--- MATERIAL SHOWN ---

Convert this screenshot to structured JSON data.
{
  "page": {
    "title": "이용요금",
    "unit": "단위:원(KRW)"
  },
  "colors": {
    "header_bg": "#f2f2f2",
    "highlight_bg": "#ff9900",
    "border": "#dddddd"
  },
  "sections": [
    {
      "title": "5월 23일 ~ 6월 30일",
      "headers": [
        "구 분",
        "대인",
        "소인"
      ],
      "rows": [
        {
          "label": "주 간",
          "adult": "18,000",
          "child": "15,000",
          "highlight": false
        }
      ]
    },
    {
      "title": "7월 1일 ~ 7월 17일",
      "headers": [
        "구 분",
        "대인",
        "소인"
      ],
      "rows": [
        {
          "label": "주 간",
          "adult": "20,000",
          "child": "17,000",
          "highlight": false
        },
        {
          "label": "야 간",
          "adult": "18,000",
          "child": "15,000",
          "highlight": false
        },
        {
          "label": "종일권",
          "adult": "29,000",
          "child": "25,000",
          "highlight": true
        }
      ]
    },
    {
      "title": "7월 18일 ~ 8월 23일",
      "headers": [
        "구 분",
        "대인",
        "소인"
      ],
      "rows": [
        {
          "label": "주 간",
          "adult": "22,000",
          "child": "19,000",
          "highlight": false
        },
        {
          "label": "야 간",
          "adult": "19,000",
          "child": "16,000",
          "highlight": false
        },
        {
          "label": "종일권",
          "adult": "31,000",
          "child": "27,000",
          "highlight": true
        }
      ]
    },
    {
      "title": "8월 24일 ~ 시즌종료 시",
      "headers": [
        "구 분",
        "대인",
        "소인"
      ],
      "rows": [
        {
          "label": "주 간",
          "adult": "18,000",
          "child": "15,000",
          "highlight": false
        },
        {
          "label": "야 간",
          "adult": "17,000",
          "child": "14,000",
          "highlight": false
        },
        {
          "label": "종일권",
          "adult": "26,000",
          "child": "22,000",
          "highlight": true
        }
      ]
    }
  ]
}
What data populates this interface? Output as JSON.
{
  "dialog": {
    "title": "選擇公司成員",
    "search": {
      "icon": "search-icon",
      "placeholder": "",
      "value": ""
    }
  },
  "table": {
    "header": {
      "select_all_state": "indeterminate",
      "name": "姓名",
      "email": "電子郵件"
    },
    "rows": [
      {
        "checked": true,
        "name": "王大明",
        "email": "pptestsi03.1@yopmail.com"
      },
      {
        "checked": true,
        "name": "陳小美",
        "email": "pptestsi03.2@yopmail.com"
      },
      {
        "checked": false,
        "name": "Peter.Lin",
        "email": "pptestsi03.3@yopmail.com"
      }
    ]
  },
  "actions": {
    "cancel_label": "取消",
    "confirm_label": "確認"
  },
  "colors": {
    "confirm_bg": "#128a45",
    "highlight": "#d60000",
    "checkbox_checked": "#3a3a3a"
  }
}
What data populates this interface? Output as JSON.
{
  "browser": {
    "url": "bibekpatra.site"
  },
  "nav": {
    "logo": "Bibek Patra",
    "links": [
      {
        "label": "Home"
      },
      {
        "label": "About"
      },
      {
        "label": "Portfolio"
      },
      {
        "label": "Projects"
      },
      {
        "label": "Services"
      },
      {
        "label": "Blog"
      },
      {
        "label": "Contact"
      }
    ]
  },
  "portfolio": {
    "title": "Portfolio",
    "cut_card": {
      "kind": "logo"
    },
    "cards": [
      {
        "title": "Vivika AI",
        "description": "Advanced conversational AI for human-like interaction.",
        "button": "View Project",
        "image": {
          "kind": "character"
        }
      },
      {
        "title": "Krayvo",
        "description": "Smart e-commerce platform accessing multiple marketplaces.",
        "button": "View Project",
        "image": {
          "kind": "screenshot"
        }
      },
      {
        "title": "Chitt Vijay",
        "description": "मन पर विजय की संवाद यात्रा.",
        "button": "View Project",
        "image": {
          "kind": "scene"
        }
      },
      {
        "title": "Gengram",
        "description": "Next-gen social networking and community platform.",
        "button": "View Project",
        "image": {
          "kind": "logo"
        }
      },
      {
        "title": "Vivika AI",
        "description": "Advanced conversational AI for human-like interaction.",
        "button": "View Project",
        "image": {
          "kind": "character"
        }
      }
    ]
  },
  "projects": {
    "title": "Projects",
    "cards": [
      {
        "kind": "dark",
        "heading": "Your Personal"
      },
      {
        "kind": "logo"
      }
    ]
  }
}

---

### WHAT YOU HAVE TO DO
Take the entries above and transcribe them in full.

### EXERCISE ANSWER
Convert this screenshot to structured JSON data.
{
  "page": {
    "title": "이용요금",
    "unit": "단위:원(KRW)"
  },
  "colors": {
    "header_bg": "#f2f2f2",
    "highlight_bg": "#ff9900",
    "border": "#dddddd"
  },
  "sections": [
    {
      "title": "5월 23일 ~ 6월 30일",
      "headers": [
        "구 분",
        "대인",
        "소인"
      ],
      "rows": [
        {
          "label": "주 간",
          "adult": "18,000",
          "child": "15,000",
          "highlight": false
        }
      ]
    },
    {
      "title": "7월 1일 ~ 7월 17일",
      "headers": [
        "구 분",
        "대인",
        "소인"
      ],
      "rows": [
        {
          "label": "주 간",
          "adult": "20,000",
          "child": "17,000",
          "highlight": false
        },
        {
          "label": "야 간",
          "adult": "18,000",
          "child": "15,000",
          "highlight": false
        },
        {
          "label": "종일권",
          "adult": "29,000",
          "child": "25,000",
          "highlight": true
        }
      ]
    },
    {
      "title": "7월 18일 ~ 8월 23일",
      "headers": [
        "구 분",
        "대인",
        "소인"
      ],
      "rows": [
        {
          "label": "주 간",
          "adult": "22,000",
          "child": "19,000",
          "highlight": false
        },
        {
          "label": "야 간",
          "adult": "19,000",
          "child": "16,000",
          "highlight": false
        },
        {
          "label": "종일권",
          "adult": "31,000",
          "child": "27,000",
          "highlight": true
        }
      ]
    },
    {
      "title": "8월 24일 ~ 시즌종료 시",
      "headers": [
        "구 분",
        "대인",
        "소인"
      ],
      "rows": [
        {
          "label": "주 간",
          "adult": "18,000",
          "child": "15,000",
          "highlight": false
        },
        {
          "label": "야 간",
          "adult": "17,000",
          "child": "14,000",
          "highlight": false
        },
        {
          "label": "종일권",
          "adult": "26,000",
          "child": "22,000",
          "highlight": true
        }
      ]
    }
  ]
}
What data populates this interface? Output as JSON.
{
  "dialog": {
    "title": "選擇公司成員",
    "search": {
      "icon": "search-icon",
      "placeholder": "",
      "value": ""
    }
  },
  "table": {
    "header": {
      "select_all_state": "indeterminate",
      "name": "姓名",
      "email": "電子郵件"
    },
    "rows": [
      {
        "checked": true,
        "name": "王大明",
        "email": "pptestsi03.1@yopmail.com"
      },
      {
        "checked": true,
        "name": "陳小美",
        "email": "pptestsi03.2@yopmail.com"
      },
      {
        "checked": false,
        "name": "Peter.Lin",
        "email": "pptestsi03.3@yopmail.com"
      }
    ]
  },
  "actions": {
    "cancel_label": "取消",
    "confirm_label": "確認"
  },
  "colors": {
    "confirm_bg": "#128a45",
    "highlight": "#d60000",
    "checkbox_checked": "#3a3a3a"
  }
}
What data populates this interface? Output as JSON.
{
  "browser": {
    "url": "bibekpatra.site"
  },
  "nav": {
    "logo": "Bibek Patra",
    "links": [
      {
        "label": "Home"
      },
      {
        "label": "About"
      },
      {
        "label": "Portfolio"
      },
      {
        "label": "Projects"
      },
      {
        "label": "Services"
      },
      {
        "label": "Blog"
      },
      {
        "label": "Contact"
      }
    ]
  },
  "portfolio": {
    "title": "Portfolio",
    "cut_card": {
      "kind": "logo"
    },
    "cards": [
      {
        "title": "Vivika AI",
        "description": "Advanced conversational AI for human-like interaction.",
        "button": "View Project",
        "image": {
          "kind": "character"
        }
      },
      {
        "title": "Krayvo",
        "description": "Smart e-commerce platform accessing multiple marketplaces.",
        "button": "View Project",
        "image": {
          "kind": "screenshot"
        }
      },
      {
        "title": "Chitt Vijay",
        "description": "मन पर विजय की संवाद यात्रा.",
        "button": "View Project",
        "image": {
          "kind": "scene"
        }
      },
      {
        "title": "Gengram",
        "description": "Next-gen social networking and community platform.",
        "button": "View Project",
        "image": {
          "kind": "logo"
        }
      },
      {
        "title": "Vivika AI",
        "description": "Advanced conversational AI for human-like interaction.",
        "button": "View Project",
        "image": {
          "kind": "character"
        }
      }
    ]
  },
  "projects": {
    "title": "Projects",
    "cards": [
      {
        "kind": "dark",
        "heading": "Your Personal"
      },
      {
        "kind": "logo"
      }
    ]
  }
}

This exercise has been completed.